GIVEN TASK:
In the records below, locate the line containing "Give me the", then output that line and all later lines exactly, through the last one.

INPUT ROWS:

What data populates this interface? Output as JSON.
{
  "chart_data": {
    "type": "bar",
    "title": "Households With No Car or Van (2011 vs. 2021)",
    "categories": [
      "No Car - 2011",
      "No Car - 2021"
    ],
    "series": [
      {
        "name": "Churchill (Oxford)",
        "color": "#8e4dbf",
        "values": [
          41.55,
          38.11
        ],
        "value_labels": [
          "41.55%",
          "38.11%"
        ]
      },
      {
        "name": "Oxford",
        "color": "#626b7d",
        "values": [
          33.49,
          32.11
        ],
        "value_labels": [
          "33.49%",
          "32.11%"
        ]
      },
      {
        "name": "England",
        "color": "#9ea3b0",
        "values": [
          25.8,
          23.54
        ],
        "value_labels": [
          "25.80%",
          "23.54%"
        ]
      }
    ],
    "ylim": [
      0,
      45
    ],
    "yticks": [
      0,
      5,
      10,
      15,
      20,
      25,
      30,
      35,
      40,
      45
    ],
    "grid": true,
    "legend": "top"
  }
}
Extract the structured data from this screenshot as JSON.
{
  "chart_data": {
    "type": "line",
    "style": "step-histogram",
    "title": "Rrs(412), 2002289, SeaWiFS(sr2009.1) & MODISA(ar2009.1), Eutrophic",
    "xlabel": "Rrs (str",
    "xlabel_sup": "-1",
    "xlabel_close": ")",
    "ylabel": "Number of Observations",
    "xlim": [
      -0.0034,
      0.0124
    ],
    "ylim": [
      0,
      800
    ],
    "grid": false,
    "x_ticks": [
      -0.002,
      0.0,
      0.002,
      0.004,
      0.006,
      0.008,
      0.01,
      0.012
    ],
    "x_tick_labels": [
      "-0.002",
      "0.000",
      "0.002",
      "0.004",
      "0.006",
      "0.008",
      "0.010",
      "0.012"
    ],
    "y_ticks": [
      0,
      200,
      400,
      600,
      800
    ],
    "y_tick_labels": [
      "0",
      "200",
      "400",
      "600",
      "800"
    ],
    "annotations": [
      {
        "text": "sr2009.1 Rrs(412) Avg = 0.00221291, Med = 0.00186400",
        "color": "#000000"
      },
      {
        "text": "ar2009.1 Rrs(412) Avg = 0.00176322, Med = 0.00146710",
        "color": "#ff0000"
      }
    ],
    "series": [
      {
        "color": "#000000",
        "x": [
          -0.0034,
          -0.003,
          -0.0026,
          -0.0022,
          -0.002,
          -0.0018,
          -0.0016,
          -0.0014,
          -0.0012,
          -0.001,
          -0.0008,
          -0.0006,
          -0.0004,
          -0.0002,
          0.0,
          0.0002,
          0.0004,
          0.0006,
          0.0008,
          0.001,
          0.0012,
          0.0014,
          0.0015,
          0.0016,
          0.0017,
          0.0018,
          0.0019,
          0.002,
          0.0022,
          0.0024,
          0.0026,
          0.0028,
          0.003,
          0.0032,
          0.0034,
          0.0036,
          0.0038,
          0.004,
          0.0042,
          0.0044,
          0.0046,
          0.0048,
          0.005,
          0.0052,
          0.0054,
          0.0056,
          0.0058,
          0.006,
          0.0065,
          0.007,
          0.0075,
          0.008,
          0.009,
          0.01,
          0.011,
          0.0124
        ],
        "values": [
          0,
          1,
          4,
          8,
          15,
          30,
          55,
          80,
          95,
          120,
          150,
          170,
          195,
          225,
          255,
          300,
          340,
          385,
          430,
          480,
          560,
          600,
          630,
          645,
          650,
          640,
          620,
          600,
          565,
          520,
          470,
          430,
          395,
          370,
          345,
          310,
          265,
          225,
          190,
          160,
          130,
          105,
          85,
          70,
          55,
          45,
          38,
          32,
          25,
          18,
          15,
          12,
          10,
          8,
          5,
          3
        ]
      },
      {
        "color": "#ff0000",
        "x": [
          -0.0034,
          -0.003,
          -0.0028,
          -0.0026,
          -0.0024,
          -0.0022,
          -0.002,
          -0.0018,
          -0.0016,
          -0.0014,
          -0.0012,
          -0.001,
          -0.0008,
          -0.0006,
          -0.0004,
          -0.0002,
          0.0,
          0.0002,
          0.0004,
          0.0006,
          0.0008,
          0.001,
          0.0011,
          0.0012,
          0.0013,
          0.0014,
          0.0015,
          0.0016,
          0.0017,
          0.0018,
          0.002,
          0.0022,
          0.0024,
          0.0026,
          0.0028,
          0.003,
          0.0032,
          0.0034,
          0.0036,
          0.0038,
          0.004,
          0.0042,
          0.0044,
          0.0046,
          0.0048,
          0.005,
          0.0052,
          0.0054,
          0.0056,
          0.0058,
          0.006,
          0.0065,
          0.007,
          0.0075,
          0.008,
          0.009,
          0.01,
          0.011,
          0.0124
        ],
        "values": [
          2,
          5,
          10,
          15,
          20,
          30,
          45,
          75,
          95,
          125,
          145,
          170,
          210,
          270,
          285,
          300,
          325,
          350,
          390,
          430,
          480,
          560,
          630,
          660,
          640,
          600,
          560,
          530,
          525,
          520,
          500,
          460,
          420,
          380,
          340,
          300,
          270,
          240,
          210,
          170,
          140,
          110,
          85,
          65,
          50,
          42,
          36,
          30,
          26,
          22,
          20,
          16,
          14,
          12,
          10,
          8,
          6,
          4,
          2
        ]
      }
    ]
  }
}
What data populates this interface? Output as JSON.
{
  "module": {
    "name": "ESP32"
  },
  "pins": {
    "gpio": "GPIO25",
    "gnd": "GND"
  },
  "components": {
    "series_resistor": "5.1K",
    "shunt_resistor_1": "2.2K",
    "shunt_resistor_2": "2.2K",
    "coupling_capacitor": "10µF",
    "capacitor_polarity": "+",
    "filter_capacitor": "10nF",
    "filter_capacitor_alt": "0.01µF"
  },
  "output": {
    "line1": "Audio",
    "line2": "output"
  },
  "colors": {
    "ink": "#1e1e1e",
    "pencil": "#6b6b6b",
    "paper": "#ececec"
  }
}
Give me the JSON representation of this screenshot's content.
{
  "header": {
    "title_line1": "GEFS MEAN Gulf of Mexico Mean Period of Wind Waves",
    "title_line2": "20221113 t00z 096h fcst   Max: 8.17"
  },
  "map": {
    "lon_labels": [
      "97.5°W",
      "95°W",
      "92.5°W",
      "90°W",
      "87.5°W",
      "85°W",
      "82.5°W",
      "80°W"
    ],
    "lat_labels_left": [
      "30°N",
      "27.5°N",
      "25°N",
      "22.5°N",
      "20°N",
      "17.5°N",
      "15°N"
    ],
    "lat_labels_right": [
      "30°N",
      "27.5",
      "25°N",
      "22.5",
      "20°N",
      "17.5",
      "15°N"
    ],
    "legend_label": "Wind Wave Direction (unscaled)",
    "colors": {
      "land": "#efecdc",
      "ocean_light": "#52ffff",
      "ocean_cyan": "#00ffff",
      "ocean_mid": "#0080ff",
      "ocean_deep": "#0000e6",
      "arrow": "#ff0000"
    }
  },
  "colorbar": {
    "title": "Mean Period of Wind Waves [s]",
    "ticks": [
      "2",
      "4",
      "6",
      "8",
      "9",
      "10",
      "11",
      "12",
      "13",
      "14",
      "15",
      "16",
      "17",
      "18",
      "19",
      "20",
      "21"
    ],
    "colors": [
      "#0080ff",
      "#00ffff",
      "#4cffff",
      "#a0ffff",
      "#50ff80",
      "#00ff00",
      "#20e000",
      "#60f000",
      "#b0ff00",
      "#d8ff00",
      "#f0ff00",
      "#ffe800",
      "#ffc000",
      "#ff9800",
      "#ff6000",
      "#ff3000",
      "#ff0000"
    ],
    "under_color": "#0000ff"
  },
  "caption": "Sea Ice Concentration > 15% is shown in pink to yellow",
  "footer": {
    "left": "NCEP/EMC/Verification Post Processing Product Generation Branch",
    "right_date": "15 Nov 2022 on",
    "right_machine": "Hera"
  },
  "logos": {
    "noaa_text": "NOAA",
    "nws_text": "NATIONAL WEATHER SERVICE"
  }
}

EXPECTED ANSWER:
Give me the JSON representation of this screenshot's content.
{
  "header": {
    "title_line1": "GEFS MEAN Gulf of Mexico Mean Period of Wind Waves",
    "title_line2": "20221113 t00z 096h fcst   Max: 8.17"
  },
  "map": {
    "lon_labels": [
      "97.5°W",
      "95°W",
      "92.5°W",
      "90°W",
      "87.5°W",
      "85°W",
      "82.5°W",
      "80°W"
    ],
    "lat_labels_left": [
      "30°N",
      "27.5°N",
      "25°N",
      "22.5°N",
      "20°N",
      "17.5°N",
      "15°N"
    ],
    "lat_labels_right": [
      "30°N",
      "27.5",
      "25°N",
      "22.5",
      "20°N",
      "17.5",
      "15°N"
    ],
    "legend_label": "Wind Wave Direction (unscaled)",
    "colors": {
      "land": "#efecdc",
      "ocean_light": "#52ffff",
      "ocean_cyan": "#00ffff",
      "ocean_mid": "#0080ff",
      "ocean_deep": "#0000e6",
      "arrow": "#ff0000"
    }
  },
  "colorbar": {
    "title": "Mean Period of Wind Waves [s]",
    "ticks": [
      "2",
      "4",
      "6",
      "8",
      "9",
      "10",
      "11",
      "12",
      "13",
      "14",
      "15",
      "16",
      "17",
      "18",
      "19",
      "20",
      "21"
    ],
    "colors": [
      "#0080ff",
      "#00ffff",
      "#4cffff",
      "#a0ffff",
      "#50ff80",
      "#00ff00",
      "#20e000",
      "#60f000",
      "#b0ff00",
      "#d8ff00",
      "#f0ff00",
      "#ffe800",
      "#ffc000",
      "#ff9800",
      "#ff6000",
      "#ff3000",
      "#ff0000"
    ],
    "under_color": "#0000ff"
  },
  "caption": "Sea Ice Concentration > 15% is shown in pink to yellow",
  "footer": {
    "left": "NCEP/EMC/Verification Post Processing Product Generation Branch",
    "right_date": "15 Nov 2022 on",
    "right_machine": "Hera"
  },
  "logos": {
    "noaa_text": "NOAA",
    "nws_text": "NATIONAL WEATHER SERVICE"
  }
}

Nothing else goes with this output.